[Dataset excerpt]
/---

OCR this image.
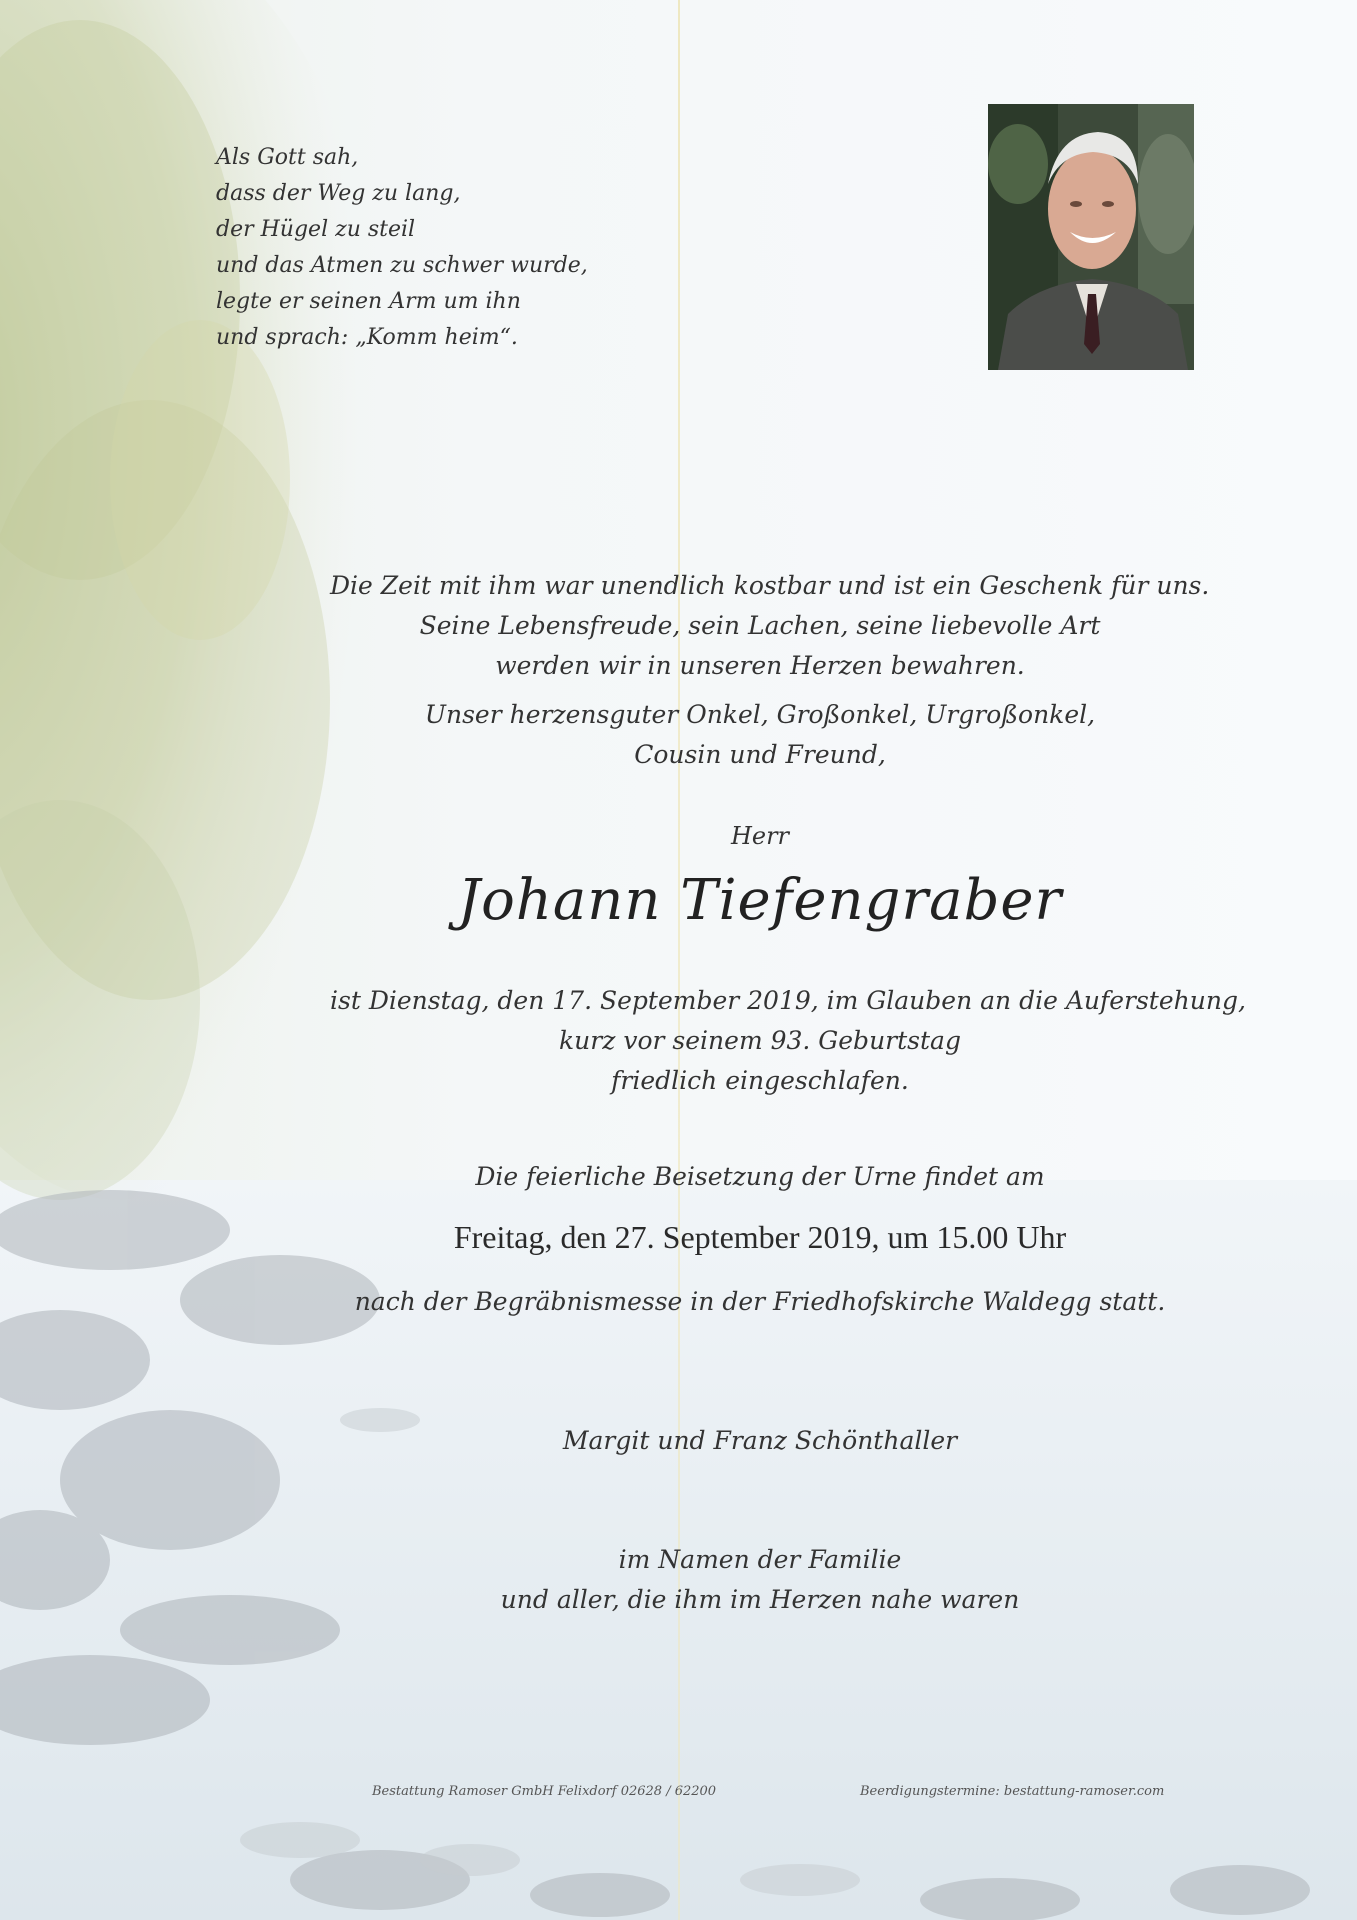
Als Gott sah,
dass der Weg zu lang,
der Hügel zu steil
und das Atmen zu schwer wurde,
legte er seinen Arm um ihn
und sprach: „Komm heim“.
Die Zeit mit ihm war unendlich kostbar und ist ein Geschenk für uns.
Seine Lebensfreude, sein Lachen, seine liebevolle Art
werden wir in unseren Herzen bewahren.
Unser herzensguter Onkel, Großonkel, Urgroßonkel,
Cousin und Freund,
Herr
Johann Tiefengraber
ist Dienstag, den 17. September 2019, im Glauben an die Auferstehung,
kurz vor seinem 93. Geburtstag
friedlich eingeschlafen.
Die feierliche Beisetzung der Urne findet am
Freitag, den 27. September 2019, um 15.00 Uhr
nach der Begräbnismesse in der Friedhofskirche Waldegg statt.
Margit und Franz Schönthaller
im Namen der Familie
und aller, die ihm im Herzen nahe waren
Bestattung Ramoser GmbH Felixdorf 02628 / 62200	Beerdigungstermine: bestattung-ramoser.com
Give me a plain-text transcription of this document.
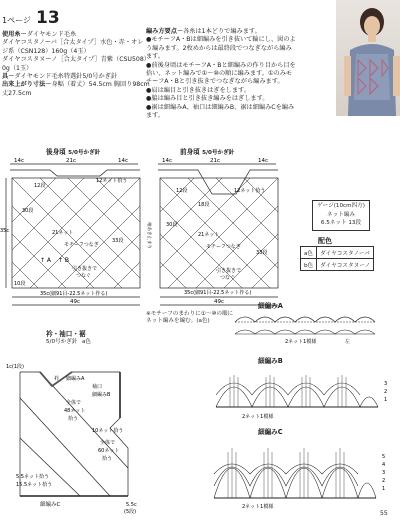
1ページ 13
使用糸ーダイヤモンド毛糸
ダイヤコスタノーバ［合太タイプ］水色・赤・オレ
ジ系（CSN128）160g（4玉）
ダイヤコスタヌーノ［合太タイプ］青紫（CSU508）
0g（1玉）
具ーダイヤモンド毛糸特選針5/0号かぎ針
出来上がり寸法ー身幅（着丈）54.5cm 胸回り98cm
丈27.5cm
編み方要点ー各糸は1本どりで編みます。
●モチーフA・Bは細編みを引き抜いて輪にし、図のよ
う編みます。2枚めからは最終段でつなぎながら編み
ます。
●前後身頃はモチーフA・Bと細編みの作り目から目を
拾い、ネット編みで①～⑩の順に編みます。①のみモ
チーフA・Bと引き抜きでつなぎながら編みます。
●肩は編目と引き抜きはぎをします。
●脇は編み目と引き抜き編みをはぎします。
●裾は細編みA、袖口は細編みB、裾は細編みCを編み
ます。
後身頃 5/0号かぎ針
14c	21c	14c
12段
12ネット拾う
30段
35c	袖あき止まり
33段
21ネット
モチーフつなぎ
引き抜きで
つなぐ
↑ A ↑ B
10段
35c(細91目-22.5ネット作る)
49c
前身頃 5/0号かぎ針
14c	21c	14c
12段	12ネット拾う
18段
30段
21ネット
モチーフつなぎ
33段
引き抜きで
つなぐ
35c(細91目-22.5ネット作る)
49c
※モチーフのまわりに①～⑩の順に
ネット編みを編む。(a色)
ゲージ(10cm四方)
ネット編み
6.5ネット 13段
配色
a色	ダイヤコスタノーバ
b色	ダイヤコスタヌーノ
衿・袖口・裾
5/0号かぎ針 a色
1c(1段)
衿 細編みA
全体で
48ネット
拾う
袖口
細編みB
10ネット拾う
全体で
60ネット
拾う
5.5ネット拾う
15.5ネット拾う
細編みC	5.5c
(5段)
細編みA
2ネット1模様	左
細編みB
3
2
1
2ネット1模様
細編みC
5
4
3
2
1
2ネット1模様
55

\---

Restate the entire listing word for word, excluding pictures.

OCR this image.
Als Gott sah,
dass der Weg zu lang,
der Hügel zu steil
und das Atmen zu schwer wurde,
legte er seinen Arm um ihn
und sprach: „Komm heim“.
Die Zeit mit ihm war unendlich kostbar und ist ein Geschenk für uns.
Seine Lebensfreude, sein Lachen, seine liebevolle Art
werden wir in unseren Herzen bewahren.
Unser herzensguter Onkel, Großonkel, Urgroßonkel,
Cousin und Freund,
Herr
Johann Tiefengraber
ist Dienstag, den 17. September 2019, im Glauben an die Auferstehung,
kurz vor seinem 93. Geburtstag
friedlich eingeschlafen.
Die feierliche Beisetzung der Urne findet am
Freitag, den 27. September 2019, um 15.00 Uhr
nach der Begräbnismesse in der Friedhofskirche Waldegg statt.
Margit und Franz Schönthaller
im Namen der Familie
und aller, die ihm im Herzen nahe waren
Bestattung Ramoser GmbH Felixdorf 02628 / 62200	Beerdigungstermine: bestattung-ramoser.com
Give me a plain-text transcription of this document.
1ページ 13
使用糸ーダイヤモンド毛糸
ダイヤコスタノーバ［合太タイプ］水色・赤・オレ
ジ系（CSN128）160g（4玉）
ダイヤコスタヌーノ［合太タイプ］青紫（CSU508）
0g（1玉）
具ーダイヤモンド毛糸特選針5/0号かぎ針
出来上がり寸法ー身幅（着丈）54.5cm 胸回り98cm
丈27.5cm
編み方要点ー各糸は1本どりで編みます。
●モチーフA・Bは細編みを引き抜いて輪にし、図のよ
う編みます。2枚めからは最終段でつなぎながら編み
ます。
●前後身頃はモチーフA・Bと細編みの作り目から目を
拾い、ネット編みで①～⑩の順に編みます。①のみモ
チーフA・Bと引き抜きでつなぎながら編みます。
●肩は編目と引き抜きはぎをします。
●脇は編み目と引き抜き編みをはぎします。
●裾は細編みA、袖口は細編みB、裾は細編みCを編み
ます。
後身頃 5/0号かぎ針
14c	21c	14c
12段
12ネット拾う
30段
35c	袖あき止まり
33段
21ネット
モチーフつなぎ
引き抜きで
つなぐ
↑ A ↑ B
10段
35c(細91目-22.5ネット作る)
49c
前身頃 5/0号かぎ針
14c	21c	14c
12段	12ネット拾う
18段
30段
21ネット
モチーフつなぎ
33段
引き抜きで
つなぐ
35c(細91目-22.5ネット作る)
49c
※モチーフのまわりに①～⑩の順に
ネット編みを編む。(a色)
ゲージ(10cm四方)
ネット編み
6.5ネット 13段
配色
a色	ダイヤコスタノーバ
b色	ダイヤコスタヌーノ
衿・袖口・裾
5/0号かぎ針 a色
1c(1段)
衿 細編みA
全体で
48ネット
拾う
袖口
細編みB
10ネット拾う
全体で
60ネット
拾う
5.5ネット拾う
15.5ネット拾う
細編みC	5.5c
(5段)
細編みA
2ネット1模様	左
細編みB
3
2
1
2ネット1模様
細編みC
5
4
3
2
1
2ネット1模様
55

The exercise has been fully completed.